EXERCISE INSTRUCTIONS:
Pick out all lines with the word "Papillary" from the records that follow.

--*--

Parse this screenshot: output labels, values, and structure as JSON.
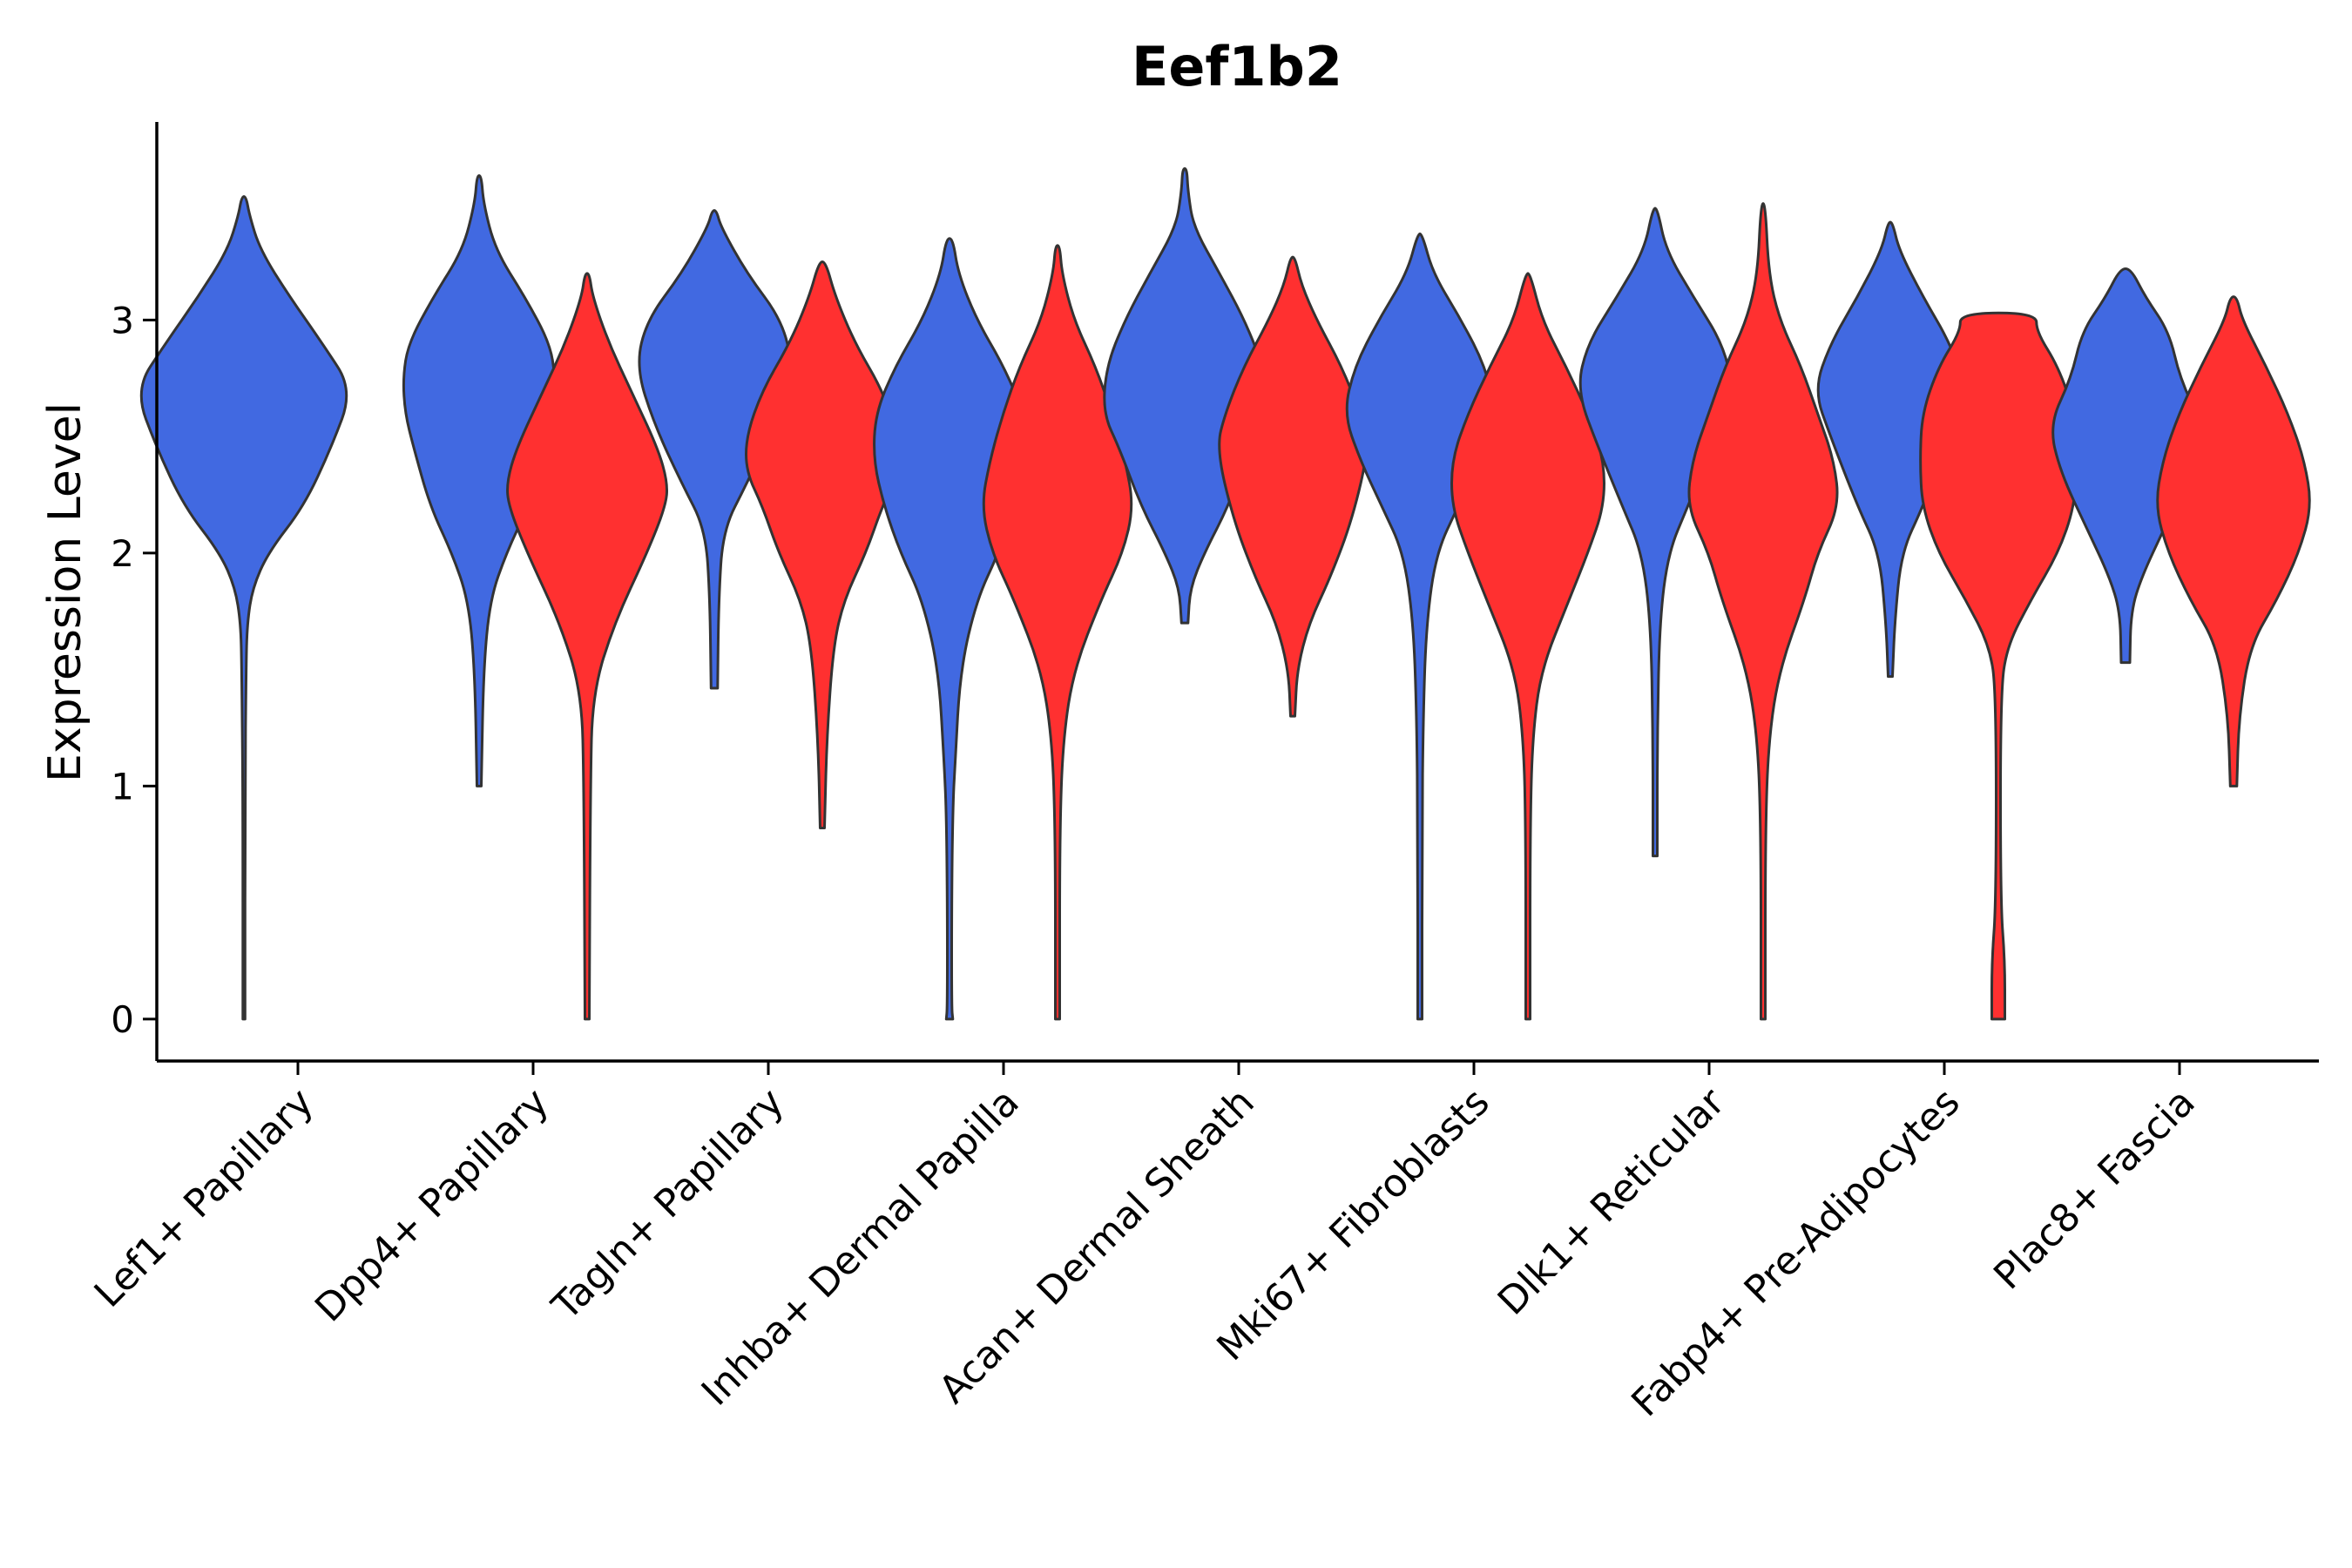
{
  "chart_data": {
    "type": "violin",
    "title": "Eef1b2",
    "xlabel": "",
    "ylabel": "Expression Level",
    "ylim": [
      -0.18,
      3.85
    ],
    "yticks": [
      0,
      1,
      2,
      3
    ],
    "grid": false,
    "legend": "none",
    "group_colors": [
      "#4169E1",
      "#FF3030"
    ],
    "categories": [
      "Lef1+ Papillary",
      "Dpp4+ Papillary",
      "Tagln+ Papillary",
      "Inhba+ Dermal Papilla",
      "Acan+ Dermal Sheath",
      "Mki67+ Fibroblasts",
      "Dlk1+ Reticular",
      "Fabp4+ Pre-Adipocytes",
      "Plac8+ Fascia"
    ],
    "violins": [
      {
        "category": 0,
        "group": 0,
        "min": 0.0,
        "max": 3.53,
        "profile": [
          [
            0,
            0.01
          ],
          [
            1.0,
            0.01
          ],
          [
            1.5,
            0.02
          ],
          [
            1.7,
            0.03
          ],
          [
            1.85,
            0.08
          ],
          [
            2.0,
            0.22
          ],
          [
            2.2,
            0.55
          ],
          [
            2.45,
            0.8
          ],
          [
            2.7,
            1.0
          ],
          [
            2.9,
            0.72
          ],
          [
            3.1,
            0.42
          ],
          [
            3.3,
            0.15
          ],
          [
            3.45,
            0.05
          ],
          [
            3.53,
            0.02
          ]
        ]
      },
      {
        "category": 1,
        "group": 0,
        "min": 1.0,
        "max": 3.62,
        "profile": [
          [
            1.0,
            0.02
          ],
          [
            1.5,
            0.04
          ],
          [
            1.8,
            0.1
          ],
          [
            2.0,
            0.25
          ],
          [
            2.2,
            0.45
          ],
          [
            2.45,
            0.6
          ],
          [
            2.6,
            0.68
          ],
          [
            2.75,
            0.7
          ],
          [
            2.9,
            0.65
          ],
          [
            3.1,
            0.42
          ],
          [
            3.3,
            0.15
          ],
          [
            3.5,
            0.04
          ],
          [
            3.62,
            0.02
          ]
        ]
      },
      {
        "category": 1,
        "group": 1,
        "min": 0.0,
        "max": 3.2,
        "profile": [
          [
            0,
            0.02
          ],
          [
            1.0,
            0.03
          ],
          [
            1.4,
            0.05
          ],
          [
            1.7,
            0.25
          ],
          [
            2.0,
            0.55
          ],
          [
            2.2,
            0.72
          ],
          [
            2.3,
            0.74
          ],
          [
            2.45,
            0.65
          ],
          [
            2.7,
            0.4
          ],
          [
            2.9,
            0.2
          ],
          [
            3.1,
            0.05
          ],
          [
            3.2,
            0.02
          ]
        ]
      },
      {
        "category": 2,
        "group": 0,
        "min": 1.42,
        "max": 3.47,
        "profile": [
          [
            1.42,
            0.03
          ],
          [
            1.8,
            0.04
          ],
          [
            2.1,
            0.08
          ],
          [
            2.3,
            0.3
          ],
          [
            2.55,
            0.55
          ],
          [
            2.8,
            0.72
          ],
          [
            3.0,
            0.62
          ],
          [
            3.2,
            0.3
          ],
          [
            3.4,
            0.06
          ],
          [
            3.47,
            0.02
          ]
        ]
      },
      {
        "category": 2,
        "group": 1,
        "min": 0.82,
        "max": 3.25,
        "profile": [
          [
            0.82,
            0.02
          ],
          [
            1.2,
            0.04
          ],
          [
            1.6,
            0.1
          ],
          [
            1.8,
            0.2
          ],
          [
            2.0,
            0.4
          ],
          [
            2.2,
            0.55
          ],
          [
            2.35,
            0.7
          ],
          [
            2.5,
            0.7
          ],
          [
            2.7,
            0.55
          ],
          [
            2.9,
            0.3
          ],
          [
            3.1,
            0.12
          ],
          [
            3.25,
            0.03
          ]
        ]
      },
      {
        "category": 3,
        "group": 0,
        "min": 0.0,
        "max": 3.35,
        "profile": [
          [
            0,
            0.03
          ],
          [
            0.05,
            0.02
          ],
          [
            0.5,
            0.02
          ],
          [
            0.9,
            0.03
          ],
          [
            1.1,
            0.05
          ],
          [
            1.5,
            0.1
          ],
          [
            1.8,
            0.25
          ],
          [
            2.0,
            0.45
          ],
          [
            2.2,
            0.6
          ],
          [
            2.4,
            0.7
          ],
          [
            2.6,
            0.68
          ],
          [
            2.8,
            0.5
          ],
          [
            3.0,
            0.25
          ],
          [
            3.2,
            0.08
          ],
          [
            3.35,
            0.03
          ]
        ]
      },
      {
        "category": 3,
        "group": 1,
        "min": 0.0,
        "max": 3.32,
        "profile": [
          [
            0,
            0.02
          ],
          [
            0.05,
            0.02
          ],
          [
            0.8,
            0.02
          ],
          [
            1.2,
            0.05
          ],
          [
            1.5,
            0.15
          ],
          [
            1.8,
            0.4
          ],
          [
            2.0,
            0.6
          ],
          [
            2.2,
            0.7
          ],
          [
            2.4,
            0.62
          ],
          [
            2.6,
            0.5
          ],
          [
            2.8,
            0.35
          ],
          [
            3.0,
            0.15
          ],
          [
            3.2,
            0.04
          ],
          [
            3.32,
            0.02
          ]
        ]
      },
      {
        "category": 4,
        "group": 0,
        "min": 1.7,
        "max": 3.65,
        "profile": [
          [
            1.7,
            0.03
          ],
          [
            1.85,
            0.05
          ],
          [
            2.0,
            0.18
          ],
          [
            2.2,
            0.4
          ],
          [
            2.45,
            0.6
          ],
          [
            2.6,
            0.75
          ],
          [
            2.8,
            0.72
          ],
          [
            3.0,
            0.55
          ],
          [
            3.2,
            0.32
          ],
          [
            3.4,
            0.08
          ],
          [
            3.55,
            0.03
          ],
          [
            3.65,
            0.02
          ]
        ]
      },
      {
        "category": 4,
        "group": 1,
        "min": 1.3,
        "max": 3.27,
        "profile": [
          [
            1.3,
            0.02
          ],
          [
            1.5,
            0.04
          ],
          [
            1.7,
            0.15
          ],
          [
            1.9,
            0.35
          ],
          [
            2.15,
            0.55
          ],
          [
            2.45,
            0.7
          ],
          [
            2.6,
            0.62
          ],
          [
            2.8,
            0.45
          ],
          [
            3.0,
            0.22
          ],
          [
            3.15,
            0.08
          ],
          [
            3.27,
            0.02
          ]
        ]
      },
      {
        "category": 5,
        "group": 0,
        "min": 0.0,
        "max": 3.37,
        "profile": [
          [
            0,
            0.02
          ],
          [
            0.8,
            0.02
          ],
          [
            1.3,
            0.03
          ],
          [
            1.7,
            0.06
          ],
          [
            2.0,
            0.15
          ],
          [
            2.2,
            0.35
          ],
          [
            2.4,
            0.55
          ],
          [
            2.6,
            0.7
          ],
          [
            2.8,
            0.6
          ],
          [
            3.0,
            0.38
          ],
          [
            3.2,
            0.12
          ],
          [
            3.37,
            0.02
          ]
        ]
      },
      {
        "category": 5,
        "group": 1,
        "min": 0.0,
        "max": 3.2,
        "profile": [
          [
            0,
            0.02
          ],
          [
            0.8,
            0.02
          ],
          [
            1.2,
            0.04
          ],
          [
            1.5,
            0.12
          ],
          [
            1.8,
            0.38
          ],
          [
            2.0,
            0.55
          ],
          [
            2.2,
            0.7
          ],
          [
            2.4,
            0.7
          ],
          [
            2.6,
            0.55
          ],
          [
            2.8,
            0.35
          ],
          [
            3.0,
            0.13
          ],
          [
            3.2,
            0.02
          ]
        ]
      },
      {
        "category": 6,
        "group": 0,
        "min": 0.7,
        "max": 3.48,
        "profile": [
          [
            0.7,
            0.02
          ],
          [
            1.2,
            0.02
          ],
          [
            1.7,
            0.04
          ],
          [
            2.0,
            0.12
          ],
          [
            2.2,
            0.3
          ],
          [
            2.45,
            0.52
          ],
          [
            2.7,
            0.72
          ],
          [
            2.9,
            0.62
          ],
          [
            3.1,
            0.35
          ],
          [
            3.3,
            0.1
          ],
          [
            3.48,
            0.02
          ]
        ]
      },
      {
        "category": 6,
        "group": 1,
        "min": 0.0,
        "max": 3.5,
        "profile": [
          [
            0,
            0.02
          ],
          [
            0.8,
            0.02
          ],
          [
            1.2,
            0.05
          ],
          [
            1.5,
            0.15
          ],
          [
            1.8,
            0.38
          ],
          [
            2.0,
            0.5
          ],
          [
            2.2,
            0.7
          ],
          [
            2.4,
            0.65
          ],
          [
            2.6,
            0.5
          ],
          [
            2.8,
            0.35
          ],
          [
            3.0,
            0.15
          ],
          [
            3.2,
            0.05
          ],
          [
            3.5,
            0.02
          ]
        ]
      },
      {
        "category": 7,
        "group": 0,
        "min": 1.47,
        "max": 3.42,
        "profile": [
          [
            1.47,
            0.02
          ],
          [
            1.7,
            0.04
          ],
          [
            2.0,
            0.1
          ],
          [
            2.2,
            0.3
          ],
          [
            2.5,
            0.55
          ],
          [
            2.7,
            0.7
          ],
          [
            2.9,
            0.55
          ],
          [
            3.1,
            0.3
          ],
          [
            3.3,
            0.08
          ],
          [
            3.42,
            0.02
          ]
        ]
      },
      {
        "category": 7,
        "group": 1,
        "min": 0.0,
        "max": 3.03,
        "profile": [
          [
            0,
            0.06
          ],
          [
            0.25,
            0.06
          ],
          [
            0.5,
            0.02
          ],
          [
            1.4,
            0.02
          ],
          [
            1.6,
            0.08
          ],
          [
            1.8,
            0.3
          ],
          [
            2.0,
            0.55
          ],
          [
            2.2,
            0.7
          ],
          [
            2.4,
            0.72
          ],
          [
            2.6,
            0.7
          ],
          [
            2.8,
            0.55
          ],
          [
            2.95,
            0.35
          ],
          [
            3.03,
            0.35
          ]
        ]
      },
      {
        "category": 8,
        "group": 0,
        "min": 1.53,
        "max": 3.22,
        "profile": [
          [
            1.53,
            0.04
          ],
          [
            1.75,
            0.05
          ],
          [
            1.9,
            0.15
          ],
          [
            2.1,
            0.35
          ],
          [
            2.35,
            0.6
          ],
          [
            2.55,
            0.7
          ],
          [
            2.75,
            0.5
          ],
          [
            2.95,
            0.4
          ],
          [
            3.1,
            0.18
          ],
          [
            3.22,
            0.05
          ]
        ]
      },
      {
        "category": 8,
        "group": 1,
        "min": 1.0,
        "max": 3.1,
        "profile": [
          [
            1.0,
            0.03
          ],
          [
            1.3,
            0.05
          ],
          [
            1.6,
            0.15
          ],
          [
            1.8,
            0.4
          ],
          [
            2.0,
            0.6
          ],
          [
            2.2,
            0.72
          ],
          [
            2.4,
            0.65
          ],
          [
            2.6,
            0.5
          ],
          [
            2.8,
            0.3
          ],
          [
            3.0,
            0.08
          ],
          [
            3.1,
            0.03
          ]
        ]
      }
    ]
  }
}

--*--

ANSWER BELOW:
      "Lef1+ Papillary",
      "Dpp4+ Papillary",
      "Tagln+ Papillary",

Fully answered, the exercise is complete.